● What is needed: Return, character for character, the lines from the one bearing "Output a JSON" through the end of the material. Omit everything before that line.

(Stored data)
- - - -
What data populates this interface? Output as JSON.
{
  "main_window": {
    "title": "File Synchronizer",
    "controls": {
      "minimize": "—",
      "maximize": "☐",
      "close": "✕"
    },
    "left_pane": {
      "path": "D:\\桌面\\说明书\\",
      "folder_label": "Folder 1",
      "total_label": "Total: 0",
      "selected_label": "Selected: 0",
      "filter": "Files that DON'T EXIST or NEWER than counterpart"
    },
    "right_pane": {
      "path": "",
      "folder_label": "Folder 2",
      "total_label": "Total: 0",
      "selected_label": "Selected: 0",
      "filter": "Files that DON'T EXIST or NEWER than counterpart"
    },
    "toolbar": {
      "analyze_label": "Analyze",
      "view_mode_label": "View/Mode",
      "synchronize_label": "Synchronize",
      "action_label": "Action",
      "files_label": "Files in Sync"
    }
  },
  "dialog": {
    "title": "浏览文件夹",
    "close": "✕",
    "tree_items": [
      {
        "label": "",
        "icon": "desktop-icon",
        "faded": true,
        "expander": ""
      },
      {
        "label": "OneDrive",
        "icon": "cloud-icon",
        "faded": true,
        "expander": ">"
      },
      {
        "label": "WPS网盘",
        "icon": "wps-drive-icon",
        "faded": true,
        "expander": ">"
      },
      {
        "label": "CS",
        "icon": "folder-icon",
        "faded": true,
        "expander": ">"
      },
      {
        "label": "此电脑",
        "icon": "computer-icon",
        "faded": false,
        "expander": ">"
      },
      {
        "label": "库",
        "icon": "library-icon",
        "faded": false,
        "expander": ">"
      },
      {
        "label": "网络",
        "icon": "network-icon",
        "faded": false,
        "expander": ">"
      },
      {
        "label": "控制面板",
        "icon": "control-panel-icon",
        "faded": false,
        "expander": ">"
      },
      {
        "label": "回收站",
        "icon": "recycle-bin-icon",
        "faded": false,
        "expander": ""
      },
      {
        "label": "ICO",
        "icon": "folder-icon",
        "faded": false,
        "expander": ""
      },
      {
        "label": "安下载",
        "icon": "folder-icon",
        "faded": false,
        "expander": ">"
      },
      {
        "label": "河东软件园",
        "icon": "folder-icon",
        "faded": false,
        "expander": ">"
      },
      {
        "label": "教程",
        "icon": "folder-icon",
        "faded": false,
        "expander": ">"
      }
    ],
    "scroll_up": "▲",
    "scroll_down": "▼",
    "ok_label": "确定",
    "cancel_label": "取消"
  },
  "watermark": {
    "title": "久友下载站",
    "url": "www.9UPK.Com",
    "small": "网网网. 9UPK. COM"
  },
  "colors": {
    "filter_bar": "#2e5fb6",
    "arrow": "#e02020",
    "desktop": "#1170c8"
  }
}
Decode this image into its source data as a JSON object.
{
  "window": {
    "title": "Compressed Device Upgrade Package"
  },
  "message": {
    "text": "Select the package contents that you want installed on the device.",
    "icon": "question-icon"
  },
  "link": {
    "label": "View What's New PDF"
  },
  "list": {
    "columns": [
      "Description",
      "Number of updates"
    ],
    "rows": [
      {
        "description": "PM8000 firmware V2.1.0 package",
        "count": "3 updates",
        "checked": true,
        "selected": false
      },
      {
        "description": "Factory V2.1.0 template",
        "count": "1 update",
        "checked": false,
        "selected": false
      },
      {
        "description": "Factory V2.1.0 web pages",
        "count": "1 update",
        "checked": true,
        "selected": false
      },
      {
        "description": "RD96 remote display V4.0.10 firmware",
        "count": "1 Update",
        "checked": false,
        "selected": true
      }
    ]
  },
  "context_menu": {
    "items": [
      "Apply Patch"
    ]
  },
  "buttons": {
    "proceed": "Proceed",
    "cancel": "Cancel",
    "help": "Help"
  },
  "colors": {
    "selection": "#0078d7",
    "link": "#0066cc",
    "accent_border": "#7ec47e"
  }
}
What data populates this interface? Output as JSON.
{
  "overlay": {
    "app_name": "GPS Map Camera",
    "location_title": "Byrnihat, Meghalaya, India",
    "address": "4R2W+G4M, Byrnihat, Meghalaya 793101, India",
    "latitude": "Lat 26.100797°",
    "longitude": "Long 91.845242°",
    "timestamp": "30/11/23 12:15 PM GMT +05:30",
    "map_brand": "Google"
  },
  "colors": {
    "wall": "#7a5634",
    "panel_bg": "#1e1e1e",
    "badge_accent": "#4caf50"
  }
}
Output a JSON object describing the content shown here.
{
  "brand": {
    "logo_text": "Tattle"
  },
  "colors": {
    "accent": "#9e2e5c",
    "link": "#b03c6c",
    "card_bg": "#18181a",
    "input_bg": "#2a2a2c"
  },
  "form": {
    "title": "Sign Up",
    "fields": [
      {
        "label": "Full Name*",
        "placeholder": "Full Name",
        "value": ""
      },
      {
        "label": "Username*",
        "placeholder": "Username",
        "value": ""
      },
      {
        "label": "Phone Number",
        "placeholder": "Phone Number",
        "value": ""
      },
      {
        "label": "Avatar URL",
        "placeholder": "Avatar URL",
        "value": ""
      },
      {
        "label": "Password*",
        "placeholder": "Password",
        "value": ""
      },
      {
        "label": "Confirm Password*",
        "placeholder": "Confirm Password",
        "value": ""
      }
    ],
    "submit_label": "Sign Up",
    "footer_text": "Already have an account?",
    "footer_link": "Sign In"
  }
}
- - - -
● Task answer:
Output a JSON object describing the content shown here.
{
  "brand": {
    "logo_text": "Tattle"
  },
  "colors": {
    "accent": "#9e2e5c",
    "link": "#b03c6c",
    "card_bg": "#18181a",
    "input_bg": "#2a2a2c"
  },
  "form": {
    "title": "Sign Up",
    "fields": [
      {
        "label": "Full Name*",
        "placeholder": "Full Name",
        "value": ""
      },
      {
        "label": "Username*",
        "placeholder": "Username",
        "value": ""
      },
      {
        "label": "Phone Number",
        "placeholder": "Phone Number",
        "value": ""
      },
      {
        "label": "Avatar URL",
        "placeholder": "Avatar URL",
        "value": ""
      },
      {
        "label": "Password*",
        "placeholder": "Password",
        "value": ""
      },
      {
        "label": "Confirm Password*",
        "placeholder": "Confirm Password",
        "value": ""
      }
    ],
    "submit_label": "Sign Up",
    "footer_text": "Already have an account?",
    "footer_link": "Sign In"
  }
}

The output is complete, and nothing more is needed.